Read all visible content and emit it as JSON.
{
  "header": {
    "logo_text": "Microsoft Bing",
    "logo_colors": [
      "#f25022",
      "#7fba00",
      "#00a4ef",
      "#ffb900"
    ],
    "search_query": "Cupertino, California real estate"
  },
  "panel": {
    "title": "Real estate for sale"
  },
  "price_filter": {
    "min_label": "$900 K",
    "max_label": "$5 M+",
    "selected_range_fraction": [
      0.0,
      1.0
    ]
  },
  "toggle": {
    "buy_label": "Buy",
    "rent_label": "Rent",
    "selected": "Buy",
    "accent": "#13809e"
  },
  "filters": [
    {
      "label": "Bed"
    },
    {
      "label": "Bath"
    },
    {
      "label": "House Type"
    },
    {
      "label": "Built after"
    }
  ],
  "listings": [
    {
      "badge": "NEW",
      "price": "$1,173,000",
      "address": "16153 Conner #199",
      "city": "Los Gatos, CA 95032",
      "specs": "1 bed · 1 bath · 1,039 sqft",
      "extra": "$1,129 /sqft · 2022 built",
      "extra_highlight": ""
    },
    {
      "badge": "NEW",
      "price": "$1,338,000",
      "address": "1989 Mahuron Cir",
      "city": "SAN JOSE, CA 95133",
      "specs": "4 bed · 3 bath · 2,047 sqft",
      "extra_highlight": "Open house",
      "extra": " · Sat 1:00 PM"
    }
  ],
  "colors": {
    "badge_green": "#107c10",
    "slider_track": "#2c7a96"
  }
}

***

§ **Short task**
Every record above needs to be repeated word for word.

§ **Solved exercise**
Read all visible content and emit it as JSON.
{
  "header": {
    "logo_text": "Microsoft Bing",
    "logo_colors": [
      "#f25022",
      "#7fba00",
      "#00a4ef",
      "#ffb900"
    ],
    "search_query": "Cupertino, California real estate"
  },
  "panel": {
    "title": "Real estate for sale"
  },
  "price_filter": {
    "min_label": "$900 K",
    "max_label": "$5 M+",
    "selected_range_fraction": [
      0.0,
      1.0
    ]
  },
  "toggle": {
    "buy_label": "Buy",
    "rent_label": "Rent",
    "selected": "Buy",
    "accent": "#13809e"
  },
  "filters": [
    {
      "label": "Bed"
    },
    {
      "label": "Bath"
    },
    {
      "label": "House Type"
    },
    {
      "label": "Built after"
    }
  ],
  "listings": [
    {
      "badge": "NEW",
      "price": "$1,173,000",
      "address": "16153 Conner #199",
      "city": "Los Gatos, CA 95032",
      "specs": "1 bed · 1 bath · 1,039 sqft",
      "extra": "$1,129 /sqft · 2022 built",
      "extra_highlight": ""
    },
    {
      "badge": "NEW",
      "price": "$1,338,000",
      "address": "1989 Mahuron Cir",
      "city": "SAN JOSE, CA 95133",
      "specs": "4 bed · 3 bath · 2,047 sqft",
      "extra_highlight": "Open house",
      "extra": " · Sat 1:00 PM"
    }
  ],
  "colors": {
    "badge_green": "#107c10",
    "slider_track": "#2c7a96"
  }
}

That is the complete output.